--- start Raw records ---

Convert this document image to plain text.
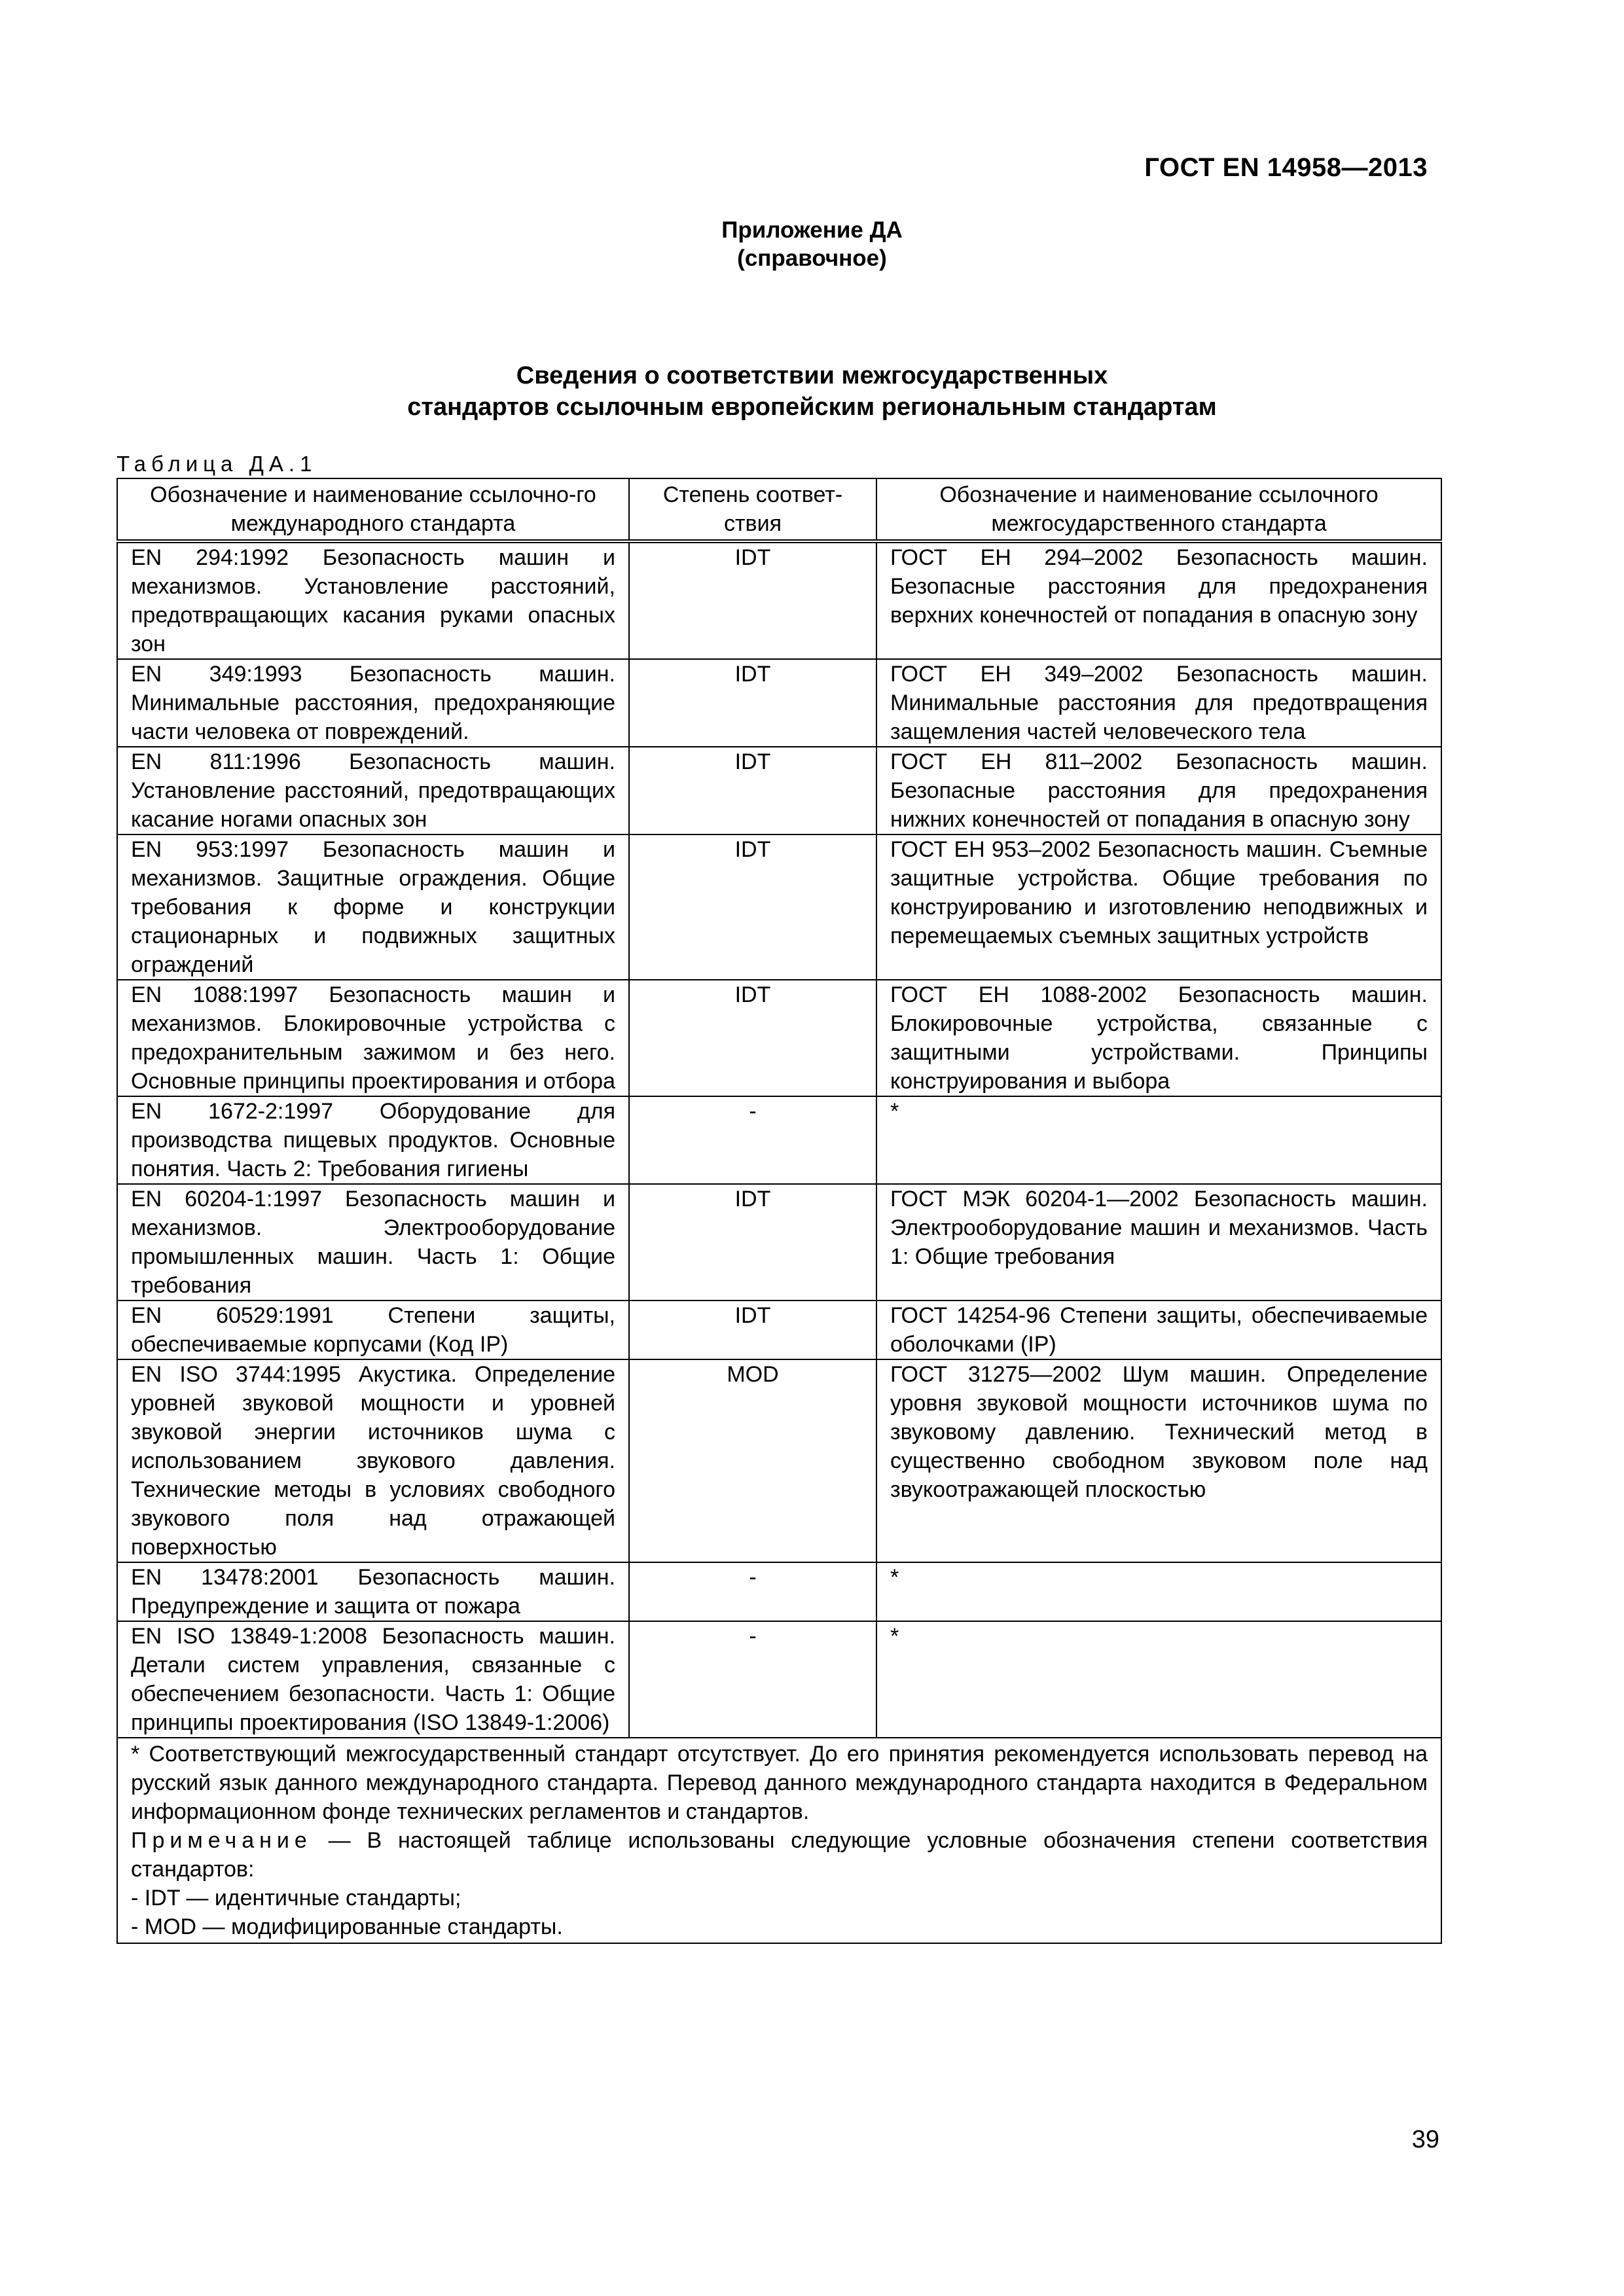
ГОСТ EN 14958—2013
Приложение ДА
(справочное)
Сведения о соответствии межгосударственных
стандартов ссылочным европейским региональным стандартам
Таблица ДА.1
Обозначение и наименование ссылочно-го международного стандарта	Степень соответ-ствия	Обозначение и наименование ссылочного межгосударственного стандарта
EN 294:1992 Безопасность машин и механизмов. Установление расстояний, предотвращающих касания руками опасных зон	IDT	ГОСТ ЕН 294–2002 Безопасность машин. Безопасные расстояния для предохранения верхних конечностей от попадания в опасную зону
EN 349:1993 Безопасность машин. Минимальные расстояния, предохраняющие части человека от повреждений.	IDT	ГОСТ ЕН 349–2002 Безопасность машин. Минимальные расстояния для предотвращения защемления частей человеческого тела
EN 811:1996 Безопасность машин. Установление расстояний, предотвращающих касание ногами опасных зон	IDT	ГОСТ ЕН 811–2002 Безопасность машин. Безопасные расстояния для предохранения нижних конечностей от попадания в опасную зону
EN 953:1997 Безопасность машин и механизмов. Защитные ограждения. Общие требования к форме и конструкции стационарных и подвижных защитных ограждений	IDT	ГОСТ ЕН 953–2002 Безопасность машин. Съемные защитные устройства. Общие требования по конструированию и изготовлению неподвижных и перемещаемых съемных защитных устройств
EN 1088:1997 Безопасность машин и механизмов. Блокировочные устройства с предохранительным зажимом и без него. Основные принципы проектирования и отбора	IDT	ГОСТ ЕН 1088-2002 Безопасность машин. Блокировочные устройства, связанные с защитными устройствами. Принципы конструирования и выбора
EN 1672-2:1997 Оборудование для производства пищевых продуктов. Основные понятия. Часть 2: Требования гигиены	-	*
EN 60204-1:1997 Безопасность машин и механизмов. Электрооборудование промышленных машин. Часть 1: Общие требования	IDT	ГОСТ МЭК 60204-1—2002 Безопасность машин. Электрооборудование машин и механизмов. Часть 1: Общие требования
EN 60529:1991 Степени защиты, обеспечиваемые корпусами (Код IP)	IDT	ГОСТ 14254-96 Степени защиты, обеспечиваемые оболочками (IP)
EN ISO 3744:1995 Акустика. Определение уровней звуковой мощности и уровней звуковой энергии источников шума с использованием звукового давления. Технические методы в условиях свободного звукового поля над отражающей поверхностью	MOD	ГОСТ 31275—2002 Шум машин. Определение уровня звуковой мощности источников шума по звуковому давлению. Технический метод в существенно свободном звуковом поле над звукоотражающей плоскостью
EN 13478:2001 Безопасность машин. Предупреждение и защита от пожара	-	*
EN ISO 13849-1:2008 Безопасность машин. Детали систем управления, связанные с обеспечением безопасности. Часть 1: Общие принципы проектирования (ISO 13849-1:2006)	-	*

* Соответствующий межгосударственный стандарт отсутствует. До его принятия рекомендуется использовать перевод на русский язык данного международного стандарта. Перевод данного международного стандарта находится в Федеральном информационном фонде технических регламентов и стандартов.

Примечание — В настоящей таблице использованы следующие условные обозначения степени соответствия стандартов:

- IDT — идентичные стандарты;

- MOD — модифицированные стандарты.		

39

--- end Raw records ---

List every line from the entries above in which "Установление" appears.

EN 294:1992 Безопасность машин и механизмов. Установление расстояний, предотвращающих касания руками опасных зон	IDT	ГОСТ ЕН 294–2002 Безопасность машин. Безопасные расстояния для предохранения верхних конечностей от попадания в опасную зону
EN 811:1996 Безопасность машин. Установление расстояний, предотвращающих касание ногами опасных зон	IDT	ГОСТ ЕН 811–2002 Безопасность машин. Безопасные расстояния для предохранения нижних конечностей от попадания в опасную зону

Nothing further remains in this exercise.